Supplied material >>
____

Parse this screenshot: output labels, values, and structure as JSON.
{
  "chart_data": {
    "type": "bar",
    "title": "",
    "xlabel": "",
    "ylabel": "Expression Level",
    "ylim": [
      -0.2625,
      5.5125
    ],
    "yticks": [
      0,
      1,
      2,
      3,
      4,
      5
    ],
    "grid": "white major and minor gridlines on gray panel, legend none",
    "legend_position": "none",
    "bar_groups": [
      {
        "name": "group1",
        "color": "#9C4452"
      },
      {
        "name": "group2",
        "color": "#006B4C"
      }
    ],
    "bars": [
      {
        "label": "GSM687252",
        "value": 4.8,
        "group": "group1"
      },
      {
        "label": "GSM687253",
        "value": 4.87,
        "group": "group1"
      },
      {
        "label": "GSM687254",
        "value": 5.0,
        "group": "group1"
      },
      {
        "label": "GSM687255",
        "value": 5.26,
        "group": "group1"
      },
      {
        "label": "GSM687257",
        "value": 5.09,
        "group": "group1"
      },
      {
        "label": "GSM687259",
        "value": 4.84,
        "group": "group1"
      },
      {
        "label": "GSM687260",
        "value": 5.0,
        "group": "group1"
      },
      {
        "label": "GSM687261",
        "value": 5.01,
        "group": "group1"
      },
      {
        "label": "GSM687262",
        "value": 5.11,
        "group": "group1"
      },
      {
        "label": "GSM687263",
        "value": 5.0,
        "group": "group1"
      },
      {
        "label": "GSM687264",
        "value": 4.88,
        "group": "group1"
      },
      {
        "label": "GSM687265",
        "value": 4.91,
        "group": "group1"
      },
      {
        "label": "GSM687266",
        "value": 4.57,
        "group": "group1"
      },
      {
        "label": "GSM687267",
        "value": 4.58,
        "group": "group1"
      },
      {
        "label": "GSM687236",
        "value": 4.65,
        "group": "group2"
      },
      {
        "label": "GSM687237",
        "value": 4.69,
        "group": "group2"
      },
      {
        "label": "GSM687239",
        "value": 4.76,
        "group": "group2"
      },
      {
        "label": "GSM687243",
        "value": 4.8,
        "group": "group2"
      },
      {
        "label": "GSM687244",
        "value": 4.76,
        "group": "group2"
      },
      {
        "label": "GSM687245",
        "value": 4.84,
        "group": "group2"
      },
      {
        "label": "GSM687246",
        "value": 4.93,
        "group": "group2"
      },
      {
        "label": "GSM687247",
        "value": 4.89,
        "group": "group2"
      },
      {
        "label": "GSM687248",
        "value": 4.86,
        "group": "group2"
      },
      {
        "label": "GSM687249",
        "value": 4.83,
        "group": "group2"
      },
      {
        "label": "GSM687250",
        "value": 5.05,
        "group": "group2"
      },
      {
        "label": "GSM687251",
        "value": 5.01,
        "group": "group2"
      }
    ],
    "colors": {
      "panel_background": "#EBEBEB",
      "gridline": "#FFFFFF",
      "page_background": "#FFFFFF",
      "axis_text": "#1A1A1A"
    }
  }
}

____

Directions >> Go through the entries and return each line where the word "FFFFFF" appears.

Answer to this task >>
      "gridline": "#FFFFFF",
      "page_background": "#FFFFFF",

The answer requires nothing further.